> [SHORT PROBLEM]:
Once the pictures are set aside, transcribe the remaining data exactly.

** start of DATA SECTION **

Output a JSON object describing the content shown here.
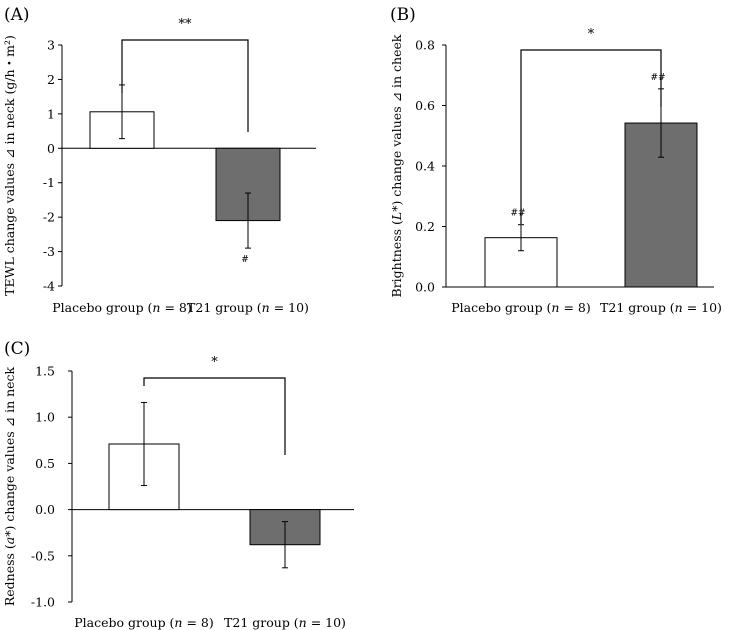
{
  "colors": {
    "placebo_fill": "#ffffff",
    "t21_fill": "#6e6e6e",
    "stroke": "#000000"
  },
  "chart_data": [
    {
      "type": "bar",
      "panel": "(A)",
      "ylabel": "TEWL change values ⊿ in neck (g/h・m²)",
      "ylim": [
        -4,
        3
      ],
      "yticks": [
        "3",
        "2",
        "1",
        "0",
        "-1",
        "-2",
        "-3",
        "-4"
      ],
      "ytick_values": [
        3,
        2,
        1,
        0,
        -1,
        -2,
        -3,
        -4
      ],
      "categories": [
        "Placebo group (n = 8)",
        "T21 group (n = 10)"
      ],
      "values": [
        1.06,
        -2.1
      ],
      "errors": [
        0.78,
        0.8
      ],
      "point_marks": [
        "",
        "#"
      ],
      "significance": "**"
    },
    {
      "type": "bar",
      "panel": "(B)",
      "ylabel": "Brightness (L*) change values ⊿ in cheek",
      "ylim": [
        0,
        0.8
      ],
      "yticks": [
        "0.8",
        "0.6",
        "0.4",
        "0.2",
        "0.0"
      ],
      "ytick_values": [
        0.8,
        0.6,
        0.4,
        0.2,
        0.0
      ],
      "categories": [
        "Placebo group (n = 8)",
        "T21 group (n = 10)"
      ],
      "values": [
        0.163,
        0.542
      ],
      "errors": [
        0.043,
        0.113
      ],
      "point_marks": [
        "##",
        "##"
      ],
      "significance": "*"
    },
    {
      "type": "bar",
      "panel": "(C)",
      "ylabel": "Redness (a*) change values ⊿ in neck",
      "ylim": [
        -1.0,
        1.5
      ],
      "yticks": [
        "1.5",
        "1.0",
        "0.5",
        "0.0",
        "-0.5",
        "-1.0"
      ],
      "ytick_values": [
        1.5,
        1.0,
        0.5,
        0.0,
        -0.5,
        -1.0
      ],
      "categories": [
        "Placebo group (n = 8)",
        "T21 group (n = 10)"
      ],
      "values": [
        0.71,
        -0.38
      ],
      "errors": [
        0.45,
        0.25
      ],
      "point_marks": [
        "",
        ""
      ],
      "significance": "*"
    }
  ]
}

** end of DATA SECTION **

> [ANSWER FOR THIS EXERCISE]:
Output a JSON object describing the content shown here.
{
  "colors": {
    "placebo_fill": "#ffffff",
    "t21_fill": "#6e6e6e",
    "stroke": "#000000"
  },
  "chart_data": [
    {
      "type": "bar",
      "panel": "(A)",
      "ylabel": "TEWL change values ⊿ in neck (g/h・m²)",
      "ylim": [
        -4,
        3
      ],
      "yticks": [
        "3",
        "2",
        "1",
        "0",
        "-1",
        "-2",
        "-3",
        "-4"
      ],
      "ytick_values": [
        3,
        2,
        1,
        0,
        -1,
        -2,
        -3,
        -4
      ],
      "categories": [
        "Placebo group (n = 8)",
        "T21 group (n = 10)"
      ],
      "values": [
        1.06,
        -2.1
      ],
      "errors": [
        0.78,
        0.8
      ],
      "point_marks": [
        "",
        "#"
      ],
      "significance": "**"
    },
    {
      "type": "bar",
      "panel": "(B)",
      "ylabel": "Brightness (L*) change values ⊿ in cheek",
      "ylim": [
        0,
        0.8
      ],
      "yticks": [
        "0.8",
        "0.6",
        "0.4",
        "0.2",
        "0.0"
      ],
      "ytick_values": [
        0.8,
        0.6,
        0.4,
        0.2,
        0.0
      ],
      "categories": [
        "Placebo group (n = 8)",
        "T21 group (n = 10)"
      ],
      "values": [
        0.163,
        0.542
      ],
      "errors": [
        0.043,
        0.113
      ],
      "point_marks": [
        "##",
        "##"
      ],
      "significance": "*"
    },
    {
      "type": "bar",
      "panel": "(C)",
      "ylabel": "Redness (a*) change values ⊿ in neck",
      "ylim": [
        -1.0,
        1.5
      ],
      "yticks": [
        "1.5",
        "1.0",
        "0.5",
        "0.0",
        "-0.5",
        "-1.0"
      ],
      "ytick_values": [
        1.5,
        1.0,
        0.5,
        0.0,
        -0.5,
        -1.0
      ],
      "categories": [
        "Placebo group (n = 8)",
        "T21 group (n = 10)"
      ],
      "values": [
        0.71,
        -0.38
      ],
      "errors": [
        0.45,
        0.25
      ],
      "point_marks": [
        "",
        ""
      ],
      "significance": "*"
    }
  ]
}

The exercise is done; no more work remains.